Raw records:
--- begin ---
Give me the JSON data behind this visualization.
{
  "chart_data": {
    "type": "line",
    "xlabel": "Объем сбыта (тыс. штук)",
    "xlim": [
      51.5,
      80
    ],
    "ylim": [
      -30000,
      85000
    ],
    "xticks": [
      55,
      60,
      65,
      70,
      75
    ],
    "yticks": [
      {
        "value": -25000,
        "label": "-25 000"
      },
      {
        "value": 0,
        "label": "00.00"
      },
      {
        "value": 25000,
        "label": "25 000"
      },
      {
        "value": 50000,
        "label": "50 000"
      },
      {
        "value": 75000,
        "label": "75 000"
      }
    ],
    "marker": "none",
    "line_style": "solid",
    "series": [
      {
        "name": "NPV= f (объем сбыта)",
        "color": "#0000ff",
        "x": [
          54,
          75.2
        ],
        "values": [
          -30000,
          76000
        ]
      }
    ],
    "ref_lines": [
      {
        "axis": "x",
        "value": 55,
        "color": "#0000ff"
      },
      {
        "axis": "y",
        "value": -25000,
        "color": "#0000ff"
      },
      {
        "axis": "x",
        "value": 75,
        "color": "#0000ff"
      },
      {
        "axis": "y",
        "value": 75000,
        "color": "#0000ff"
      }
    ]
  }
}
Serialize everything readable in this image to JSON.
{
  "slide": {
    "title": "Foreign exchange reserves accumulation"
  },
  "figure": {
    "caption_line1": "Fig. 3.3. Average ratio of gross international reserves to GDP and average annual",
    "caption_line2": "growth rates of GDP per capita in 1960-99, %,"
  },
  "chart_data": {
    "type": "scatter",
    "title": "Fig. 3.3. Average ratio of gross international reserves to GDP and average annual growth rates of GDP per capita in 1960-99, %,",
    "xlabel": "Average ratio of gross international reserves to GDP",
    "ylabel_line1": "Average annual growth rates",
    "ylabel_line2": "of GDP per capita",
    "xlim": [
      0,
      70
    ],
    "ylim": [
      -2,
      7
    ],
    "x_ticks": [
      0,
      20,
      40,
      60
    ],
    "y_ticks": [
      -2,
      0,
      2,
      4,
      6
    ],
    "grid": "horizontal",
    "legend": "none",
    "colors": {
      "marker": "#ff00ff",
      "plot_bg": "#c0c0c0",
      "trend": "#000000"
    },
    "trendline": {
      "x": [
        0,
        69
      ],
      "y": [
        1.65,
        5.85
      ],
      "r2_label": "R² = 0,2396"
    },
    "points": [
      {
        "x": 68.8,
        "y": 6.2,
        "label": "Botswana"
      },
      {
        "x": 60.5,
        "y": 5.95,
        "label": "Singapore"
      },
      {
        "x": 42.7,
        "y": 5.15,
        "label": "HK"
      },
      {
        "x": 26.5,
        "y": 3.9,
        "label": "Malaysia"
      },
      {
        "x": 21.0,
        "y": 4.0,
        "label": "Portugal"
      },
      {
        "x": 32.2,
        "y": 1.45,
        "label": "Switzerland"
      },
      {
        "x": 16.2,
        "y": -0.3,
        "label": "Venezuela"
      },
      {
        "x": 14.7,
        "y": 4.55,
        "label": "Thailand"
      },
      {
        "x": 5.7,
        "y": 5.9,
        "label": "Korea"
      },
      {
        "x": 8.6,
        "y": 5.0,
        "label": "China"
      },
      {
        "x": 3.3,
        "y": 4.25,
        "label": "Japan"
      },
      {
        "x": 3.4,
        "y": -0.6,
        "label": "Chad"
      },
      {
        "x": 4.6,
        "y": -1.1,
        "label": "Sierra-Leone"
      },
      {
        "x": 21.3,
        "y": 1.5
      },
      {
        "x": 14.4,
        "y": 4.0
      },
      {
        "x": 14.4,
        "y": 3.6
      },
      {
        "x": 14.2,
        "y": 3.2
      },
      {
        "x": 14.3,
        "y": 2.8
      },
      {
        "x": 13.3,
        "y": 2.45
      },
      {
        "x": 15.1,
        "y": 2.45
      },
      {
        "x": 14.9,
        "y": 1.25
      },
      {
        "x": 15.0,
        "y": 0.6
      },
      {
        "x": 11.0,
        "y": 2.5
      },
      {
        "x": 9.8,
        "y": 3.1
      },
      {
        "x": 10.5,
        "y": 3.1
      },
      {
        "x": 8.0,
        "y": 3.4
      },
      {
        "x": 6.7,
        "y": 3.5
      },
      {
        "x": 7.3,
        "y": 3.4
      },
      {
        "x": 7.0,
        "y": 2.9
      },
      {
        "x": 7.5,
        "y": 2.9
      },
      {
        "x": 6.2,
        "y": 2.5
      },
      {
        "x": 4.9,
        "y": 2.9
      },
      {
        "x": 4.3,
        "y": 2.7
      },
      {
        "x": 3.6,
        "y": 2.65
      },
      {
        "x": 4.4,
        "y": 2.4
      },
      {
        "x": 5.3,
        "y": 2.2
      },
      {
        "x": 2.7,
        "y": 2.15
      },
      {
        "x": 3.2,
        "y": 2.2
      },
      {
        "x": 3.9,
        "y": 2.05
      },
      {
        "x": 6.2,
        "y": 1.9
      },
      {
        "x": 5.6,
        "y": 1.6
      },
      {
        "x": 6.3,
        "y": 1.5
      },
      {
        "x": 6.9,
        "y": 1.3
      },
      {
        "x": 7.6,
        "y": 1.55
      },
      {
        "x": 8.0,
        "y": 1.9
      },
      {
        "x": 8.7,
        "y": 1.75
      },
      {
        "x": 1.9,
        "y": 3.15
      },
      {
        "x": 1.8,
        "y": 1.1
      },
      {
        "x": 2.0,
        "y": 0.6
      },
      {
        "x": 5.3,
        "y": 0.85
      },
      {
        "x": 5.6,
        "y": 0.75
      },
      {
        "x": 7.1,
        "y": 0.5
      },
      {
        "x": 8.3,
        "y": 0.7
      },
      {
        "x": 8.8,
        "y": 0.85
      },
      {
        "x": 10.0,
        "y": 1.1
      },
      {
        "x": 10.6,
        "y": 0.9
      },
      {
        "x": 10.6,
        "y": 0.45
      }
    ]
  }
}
--- end ---
* Required work: Return the entries above exactly as they appear.

* In response:
Give me the JSON data behind this visualization.
{
  "chart_data": {
    "type": "line",
    "xlabel": "Объем сбыта (тыс. штук)",
    "xlim": [
      51.5,
      80
    ],
    "ylim": [
      -30000,
      85000
    ],
    "xticks": [
      55,
      60,
      65,
      70,
      75
    ],
    "yticks": [
      {
        "value": -25000,
        "label": "-25 000"
      },
      {
        "value": 0,
        "label": "00.00"
      },
      {
        "value": 25000,
        "label": "25 000"
      },
      {
        "value": 50000,
        "label": "50 000"
      },
      {
        "value": 75000,
        "label": "75 000"
      }
    ],
    "marker": "none",
    "line_style": "solid",
    "series": [
      {
        "name": "NPV= f (объем сбыта)",
        "color": "#0000ff",
        "x": [
          54,
          75.2
        ],
        "values": [
          -30000,
          76000
        ]
      }
    ],
    "ref_lines": [
      {
        "axis": "x",
        "value": 55,
        "color": "#0000ff"
      },
      {
        "axis": "y",
        "value": -25000,
        "color": "#0000ff"
      },
      {
        "axis": "x",
        "value": 75,
        "color": "#0000ff"
      },
      {
        "axis": "y",
        "value": 75000,
        "color": "#0000ff"
      }
    ]
  }
}
Serialize everything readable in this image to JSON.
{
  "slide": {
    "title": "Foreign exchange reserves accumulation"
  },
  "figure": {
    "caption_line1": "Fig. 3.3. Average ratio of gross international reserves to GDP and average annual",
    "caption_line2": "growth rates of GDP per capita in 1960-99, %,"
  },
  "chart_data": {
    "type": "scatter",
    "title": "Fig. 3.3. Average ratio of gross international reserves to GDP and average annual growth rates of GDP per capita in 1960-99, %,",
    "xlabel": "Average ratio of gross international reserves to GDP",
    "ylabel_line1": "Average annual growth rates",
    "ylabel_line2": "of GDP per capita",
    "xlim": [
      0,
      70
    ],
    "ylim": [
      -2,
      7
    ],
    "x_ticks": [
      0,
      20,
      40,
      60
    ],
    "y_ticks": [
      -2,
      0,
      2,
      4,
      6
    ],
    "grid": "horizontal",
    "legend": "none",
    "colors": {
      "marker": "#ff00ff",
      "plot_bg": "#c0c0c0",
      "trend": "#000000"
    },
    "trendline": {
      "x": [
        0,
        69
      ],
      "y": [
        1.65,
        5.85
      ],
      "r2_label": "R² = 0,2396"
    },
    "points": [
      {
        "x": 68.8,
        "y": 6.2,
        "label": "Botswana"
      },
      {
        "x": 60.5,
        "y": 5.95,
        "label": "Singapore"
      },
      {
        "x": 42.7,
        "y": 5.15,
        "label": "HK"
      },
      {
        "x": 26.5,
        "y": 3.9,
        "label": "Malaysia"
      },
      {
        "x": 21.0,
        "y": 4.0,
        "label": "Portugal"
      },
      {
        "x": 32.2,
        "y": 1.45,
        "label": "Switzerland"
      },
      {
        "x": 16.2,
        "y": -0.3,
        "label": "Venezuela"
      },
      {
        "x": 14.7,
        "y": 4.55,
        "label": "Thailand"
      },
      {
        "x": 5.7,
        "y": 5.9,
        "label": "Korea"
      },
      {
        "x": 8.6,
        "y": 5.0,
        "label": "China"
      },
      {
        "x": 3.3,
        "y": 4.25,
        "label": "Japan"
      },
      {
        "x": 3.4,
        "y": -0.6,
        "label": "Chad"
      },
      {
        "x": 4.6,
        "y": -1.1,
        "label": "Sierra-Leone"
      },
      {
        "x": 21.3,
        "y": 1.5
      },
      {
        "x": 14.4,
        "y": 4.0
      },
      {
        "x": 14.4,
        "y": 3.6
      },
      {
        "x": 14.2,
        "y": 3.2
      },
      {
        "x": 14.3,
        "y": 2.8
      },
      {
        "x": 13.3,
        "y": 2.45
      },
      {
        "x": 15.1,
        "y": 2.45
      },
      {
        "x": 14.9,
        "y": 1.25
      },
      {
        "x": 15.0,
        "y": 0.6
      },
      {
        "x": 11.0,
        "y": 2.5
      },
      {
        "x": 9.8,
        "y": 3.1
      },
      {
        "x": 10.5,
        "y": 3.1
      },
      {
        "x": 8.0,
        "y": 3.4
      },
      {
        "x": 6.7,
        "y": 3.5
      },
      {
        "x": 7.3,
        "y": 3.4
      },
      {
        "x": 7.0,
        "y": 2.9
      },
      {
        "x": 7.5,
        "y": 2.9
      },
      {
        "x": 6.2,
        "y": 2.5
      },
      {
        "x": 4.9,
        "y": 2.9
      },
      {
        "x": 4.3,
        "y": 2.7
      },
      {
        "x": 3.6,
        "y": 2.65
      },
      {
        "x": 4.4,
        "y": 2.4
      },
      {
        "x": 5.3,
        "y": 2.2
      },
      {
        "x": 2.7,
        "y": 2.15
      },
      {
        "x": 3.2,
        "y": 2.2
      },
      {
        "x": 3.9,
        "y": 2.05
      },
      {
        "x": 6.2,
        "y": 1.9
      },
      {
        "x": 5.6,
        "y": 1.6
      },
      {
        "x": 6.3,
        "y": 1.5
      },
      {
        "x": 6.9,
        "y": 1.3
      },
      {
        "x": 7.6,
        "y": 1.55
      },
      {
        "x": 8.0,
        "y": 1.9
      },
      {
        "x": 8.7,
        "y": 1.75
      },
      {
        "x": 1.9,
        "y": 3.15
      },
      {
        "x": 1.8,
        "y": 1.1
      },
      {
        "x": 2.0,
        "y": 0.6
      },
      {
        "x": 5.3,
        "y": 0.85
      },
      {
        "x": 5.6,
        "y": 0.75
      },
      {
        "x": 7.1,
        "y": 0.5
      },
      {
        "x": 8.3,
        "y": 0.7
      },
      {
        "x": 8.8,
        "y": 0.85
      },
      {
        "x": 10.0,
        "y": 1.1
      },
      {
        "x": 10.6,
        "y": 0.9
      },
      {
        "x": 10.6,
        "y": 0.45
      }
    ]
  }
}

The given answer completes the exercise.